Stated goal:
Below is a block of records; repeat each one exactly.
________________________________________
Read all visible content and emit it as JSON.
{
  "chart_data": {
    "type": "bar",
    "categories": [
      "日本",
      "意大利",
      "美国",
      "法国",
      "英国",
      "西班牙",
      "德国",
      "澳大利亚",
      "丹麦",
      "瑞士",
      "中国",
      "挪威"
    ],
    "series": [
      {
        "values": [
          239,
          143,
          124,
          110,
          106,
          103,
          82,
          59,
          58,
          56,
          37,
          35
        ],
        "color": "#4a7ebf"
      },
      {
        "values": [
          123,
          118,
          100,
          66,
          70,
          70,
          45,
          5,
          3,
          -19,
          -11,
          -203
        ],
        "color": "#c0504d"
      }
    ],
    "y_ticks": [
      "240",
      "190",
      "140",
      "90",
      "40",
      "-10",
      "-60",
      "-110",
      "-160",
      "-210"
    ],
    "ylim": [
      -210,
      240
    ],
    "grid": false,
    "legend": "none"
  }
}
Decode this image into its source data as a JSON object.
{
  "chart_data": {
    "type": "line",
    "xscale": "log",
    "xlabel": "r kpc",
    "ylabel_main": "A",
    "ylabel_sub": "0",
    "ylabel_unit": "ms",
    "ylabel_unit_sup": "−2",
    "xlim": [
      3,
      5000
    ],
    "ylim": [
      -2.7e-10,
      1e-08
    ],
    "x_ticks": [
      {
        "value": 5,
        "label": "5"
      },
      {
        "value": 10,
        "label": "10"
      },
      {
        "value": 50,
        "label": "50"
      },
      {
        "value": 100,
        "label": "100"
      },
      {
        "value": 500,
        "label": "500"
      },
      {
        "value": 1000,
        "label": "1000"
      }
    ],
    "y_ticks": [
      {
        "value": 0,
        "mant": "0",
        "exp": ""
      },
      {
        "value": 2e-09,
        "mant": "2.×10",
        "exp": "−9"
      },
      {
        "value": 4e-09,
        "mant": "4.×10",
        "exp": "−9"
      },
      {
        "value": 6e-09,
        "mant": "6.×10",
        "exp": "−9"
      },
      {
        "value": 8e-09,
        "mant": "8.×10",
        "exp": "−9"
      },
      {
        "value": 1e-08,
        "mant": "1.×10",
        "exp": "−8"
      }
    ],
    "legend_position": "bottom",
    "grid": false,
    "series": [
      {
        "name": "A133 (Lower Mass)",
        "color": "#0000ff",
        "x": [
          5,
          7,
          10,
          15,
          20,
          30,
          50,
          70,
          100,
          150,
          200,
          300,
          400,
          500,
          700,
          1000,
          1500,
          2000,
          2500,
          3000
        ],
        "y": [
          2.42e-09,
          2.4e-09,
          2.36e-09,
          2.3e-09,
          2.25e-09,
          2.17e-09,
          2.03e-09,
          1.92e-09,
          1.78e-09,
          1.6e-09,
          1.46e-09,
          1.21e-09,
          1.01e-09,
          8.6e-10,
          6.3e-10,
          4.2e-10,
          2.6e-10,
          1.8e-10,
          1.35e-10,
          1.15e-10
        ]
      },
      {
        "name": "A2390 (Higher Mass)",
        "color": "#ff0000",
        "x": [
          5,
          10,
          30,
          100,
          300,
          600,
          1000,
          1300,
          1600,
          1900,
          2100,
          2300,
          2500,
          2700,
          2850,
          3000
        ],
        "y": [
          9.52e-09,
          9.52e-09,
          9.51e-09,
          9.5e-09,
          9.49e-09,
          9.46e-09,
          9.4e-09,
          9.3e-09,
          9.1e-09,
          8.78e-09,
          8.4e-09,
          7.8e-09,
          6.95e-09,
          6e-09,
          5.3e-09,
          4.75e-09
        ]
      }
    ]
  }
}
________________________________________
Expected answer:
Read all visible content and emit it as JSON.
{
  "chart_data": {
    "type": "bar",
    "categories": [
      "日本",
      "意大利",
      "美国",
      "法国",
      "英国",
      "西班牙",
      "德国",
      "澳大利亚",
      "丹麦",
      "瑞士",
      "中国",
      "挪威"
    ],
    "series": [
      {
        "values": [
          239,
          143,
          124,
          110,
          106,
          103,
          82,
          59,
          58,
          56,
          37,
          35
        ],
        "color": "#4a7ebf"
      },
      {
        "values": [
          123,
          118,
          100,
          66,
          70,
          70,
          45,
          5,
          3,
          -19,
          -11,
          -203
        ],
        "color": "#c0504d"
      }
    ],
    "y_ticks": [
      "240",
      "190",
      "140",
      "90",
      "40",
      "-10",
      "-60",
      "-110",
      "-160",
      "-210"
    ],
    "ylim": [
      -210,
      240
    ],
    "grid": false,
    "legend": "none"
  }
}
Decode this image into its source data as a JSON object.
{
  "chart_data": {
    "type": "line",
    "xscale": "log",
    "xlabel": "r kpc",
    "ylabel_main": "A",
    "ylabel_sub": "0",
    "ylabel_unit": "ms",
    "ylabel_unit_sup": "−2",
    "xlim": [
      3,
      5000
    ],
    "ylim": [
      -2.7e-10,
      1e-08
    ],
    "x_ticks": [
      {
        "value": 5,
        "label": "5"
      },
      {
        "value": 10,
        "label": "10"
      },
      {
        "value": 50,
        "label": "50"
      },
      {
        "value": 100,
        "label": "100"
      },
      {
        "value": 500,
        "label": "500"
      },
      {
        "value": 1000,
        "label": "1000"
      }
    ],
    "y_ticks": [
      {
        "value": 0,
        "mant": "0",
        "exp": ""
      },
      {
        "value": 2e-09,
        "mant": "2.×10",
        "exp": "−9"
      },
      {
        "value": 4e-09,
        "mant": "4.×10",
        "exp": "−9"
      },
      {
        "value": 6e-09,
        "mant": "6.×10",
        "exp": "−9"
      },
      {
        "value": 8e-09,
        "mant": "8.×10",
        "exp": "−9"
      },
      {
        "value": 1e-08,
        "mant": "1.×10",
        "exp": "−8"
      }
    ],
    "legend_position": "bottom",
    "grid": false,
    "series": [
      {
        "name": "A133 (Lower Mass)",
        "color": "#0000ff",
        "x": [
          5,
          7,
          10,
          15,
          20,
          30,
          50,
          70,
          100,
          150,
          200,
          300,
          400,
          500,
          700,
          1000,
          1500,
          2000,
          2500,
          3000
        ],
        "y": [
          2.42e-09,
          2.4e-09,
          2.36e-09,
          2.3e-09,
          2.25e-09,
          2.17e-09,
          2.03e-09,
          1.92e-09,
          1.78e-09,
          1.6e-09,
          1.46e-09,
          1.21e-09,
          1.01e-09,
          8.6e-10,
          6.3e-10,
          4.2e-10,
          2.6e-10,
          1.8e-10,
          1.35e-10,
          1.15e-10
        ]
      },
      {
        "name": "A2390 (Higher Mass)",
        "color": "#ff0000",
        "x": [
          5,
          10,
          30,
          100,
          300,
          600,
          1000,
          1300,
          1600,
          1900,
          2100,
          2300,
          2500,
          2700,
          2850,
          3000
        ],
        "y": [
          9.52e-09,
          9.52e-09,
          9.51e-09,
          9.5e-09,
          9.49e-09,
          9.46e-09,
          9.4e-09,
          9.3e-09,
          9.1e-09,
          8.78e-09,
          8.4e-09,
          7.8e-09,
          6.95e-09,
          6e-09,
          5.3e-09,
          4.75e-09
        ]
      }
    ]
  }
}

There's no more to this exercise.